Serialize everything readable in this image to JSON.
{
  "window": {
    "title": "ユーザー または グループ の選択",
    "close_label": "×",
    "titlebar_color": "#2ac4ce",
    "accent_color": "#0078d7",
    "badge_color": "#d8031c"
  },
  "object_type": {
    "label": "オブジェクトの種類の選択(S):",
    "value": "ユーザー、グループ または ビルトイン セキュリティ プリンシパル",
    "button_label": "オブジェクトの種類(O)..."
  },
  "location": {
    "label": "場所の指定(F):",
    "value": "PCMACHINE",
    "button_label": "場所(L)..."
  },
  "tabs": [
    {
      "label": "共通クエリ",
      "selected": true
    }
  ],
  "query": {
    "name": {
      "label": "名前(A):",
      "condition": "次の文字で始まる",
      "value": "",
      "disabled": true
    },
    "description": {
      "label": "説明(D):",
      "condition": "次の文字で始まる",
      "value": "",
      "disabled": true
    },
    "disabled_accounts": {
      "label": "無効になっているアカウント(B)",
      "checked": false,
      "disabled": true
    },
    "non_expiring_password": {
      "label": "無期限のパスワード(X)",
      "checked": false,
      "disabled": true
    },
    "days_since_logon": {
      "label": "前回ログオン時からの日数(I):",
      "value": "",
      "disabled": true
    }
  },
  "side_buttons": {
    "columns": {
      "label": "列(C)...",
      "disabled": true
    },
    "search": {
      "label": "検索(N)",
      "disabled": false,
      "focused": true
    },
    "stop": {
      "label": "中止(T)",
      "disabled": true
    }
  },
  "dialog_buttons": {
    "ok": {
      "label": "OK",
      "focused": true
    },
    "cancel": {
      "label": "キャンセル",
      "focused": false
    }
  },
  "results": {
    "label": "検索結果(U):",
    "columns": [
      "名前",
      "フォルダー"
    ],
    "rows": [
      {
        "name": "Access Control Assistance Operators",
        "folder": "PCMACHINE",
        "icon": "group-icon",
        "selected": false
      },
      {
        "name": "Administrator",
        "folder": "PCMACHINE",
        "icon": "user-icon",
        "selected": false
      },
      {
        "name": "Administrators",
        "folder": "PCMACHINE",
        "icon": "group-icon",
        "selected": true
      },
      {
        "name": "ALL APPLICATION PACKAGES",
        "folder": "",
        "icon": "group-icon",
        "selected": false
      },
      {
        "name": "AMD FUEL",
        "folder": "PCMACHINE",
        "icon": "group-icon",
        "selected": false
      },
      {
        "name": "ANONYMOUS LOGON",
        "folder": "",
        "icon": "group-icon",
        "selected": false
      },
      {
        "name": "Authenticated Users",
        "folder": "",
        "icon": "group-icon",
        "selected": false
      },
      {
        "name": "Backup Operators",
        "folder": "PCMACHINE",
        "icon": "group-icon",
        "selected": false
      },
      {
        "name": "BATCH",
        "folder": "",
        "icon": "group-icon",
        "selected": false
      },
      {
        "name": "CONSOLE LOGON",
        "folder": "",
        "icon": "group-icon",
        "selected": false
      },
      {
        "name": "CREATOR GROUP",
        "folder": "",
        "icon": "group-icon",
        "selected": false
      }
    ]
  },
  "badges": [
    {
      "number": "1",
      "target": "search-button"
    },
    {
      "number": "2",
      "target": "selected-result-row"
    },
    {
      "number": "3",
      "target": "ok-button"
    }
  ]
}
--------------------------------
Each line of the material must be restated exactly.

Answer to this problem.
Serialize everything readable in this image to JSON.
{
  "window": {
    "title": "ユーザー または グループ の選択",
    "close_label": "×",
    "titlebar_color": "#2ac4ce",
    "accent_color": "#0078d7",
    "badge_color": "#d8031c"
  },
  "object_type": {
    "label": "オブジェクトの種類の選択(S):",
    "value": "ユーザー、グループ または ビルトイン セキュリティ プリンシパル",
    "button_label": "オブジェクトの種類(O)..."
  },
  "location": {
    "label": "場所の指定(F):",
    "value": "PCMACHINE",
    "button_label": "場所(L)..."
  },
  "tabs": [
    {
      "label": "共通クエリ",
      "selected": true
    }
  ],
  "query": {
    "name": {
      "label": "名前(A):",
      "condition": "次の文字で始まる",
      "value": "",
      "disabled": true
    },
    "description": {
      "label": "説明(D):",
      "condition": "次の文字で始まる",
      "value": "",
      "disabled": true
    },
    "disabled_accounts": {
      "label": "無効になっているアカウント(B)",
      "checked": false,
      "disabled": true
    },
    "non_expiring_password": {
      "label": "無期限のパスワード(X)",
      "checked": false,
      "disabled": true
    },
    "days_since_logon": {
      "label": "前回ログオン時からの日数(I):",
      "value": "",
      "disabled": true
    }
  },
  "side_buttons": {
    "columns": {
      "label": "列(C)...",
      "disabled": true
    },
    "search": {
      "label": "検索(N)",
      "disabled": false,
      "focused": true
    },
    "stop": {
      "label": "中止(T)",
      "disabled": true
    }
  },
  "dialog_buttons": {
    "ok": {
      "label": "OK",
      "focused": true
    },
    "cancel": {
      "label": "キャンセル",
      "focused": false
    }
  },
  "results": {
    "label": "検索結果(U):",
    "columns": [
      "名前",
      "フォルダー"
    ],
    "rows": [
      {
        "name": "Access Control Assistance Operators",
        "folder": "PCMACHINE",
        "icon": "group-icon",
        "selected": false
      },
      {
        "name": "Administrator",
        "folder": "PCMACHINE",
        "icon": "user-icon",
        "selected": false
      },
      {
        "name": "Administrators",
        "folder": "PCMACHINE",
        "icon": "group-icon",
        "selected": true
      },
      {
        "name": "ALL APPLICATION PACKAGES",
        "folder": "",
        "icon": "group-icon",
        "selected": false
      },
      {
        "name": "AMD FUEL",
        "folder": "PCMACHINE",
        "icon": "group-icon",
        "selected": false
      },
      {
        "name": "ANONYMOUS LOGON",
        "folder": "",
        "icon": "group-icon",
        "selected": false
      },
      {
        "name": "Authenticated Users",
        "folder": "",
        "icon": "group-icon",
        "selected": false
      },
      {
        "name": "Backup Operators",
        "folder": "PCMACHINE",
        "icon": "group-icon",
        "selected": false
      },
      {
        "name": "BATCH",
        "folder": "",
        "icon": "group-icon",
        "selected": false
      },
      {
        "name": "CONSOLE LOGON",
        "folder": "",
        "icon": "group-icon",
        "selected": false
      },
      {
        "name": "CREATOR GROUP",
        "folder": "",
        "icon": "group-icon",
        "selected": false
      }
    ]
  },
  "badges": [
    {
      "number": "1",
      "target": "search-button"
    },
    {
      "number": "2",
      "target": "selected-result-row"
    },
    {
      "number": "3",
      "target": "ok-button"
    }
  ]
}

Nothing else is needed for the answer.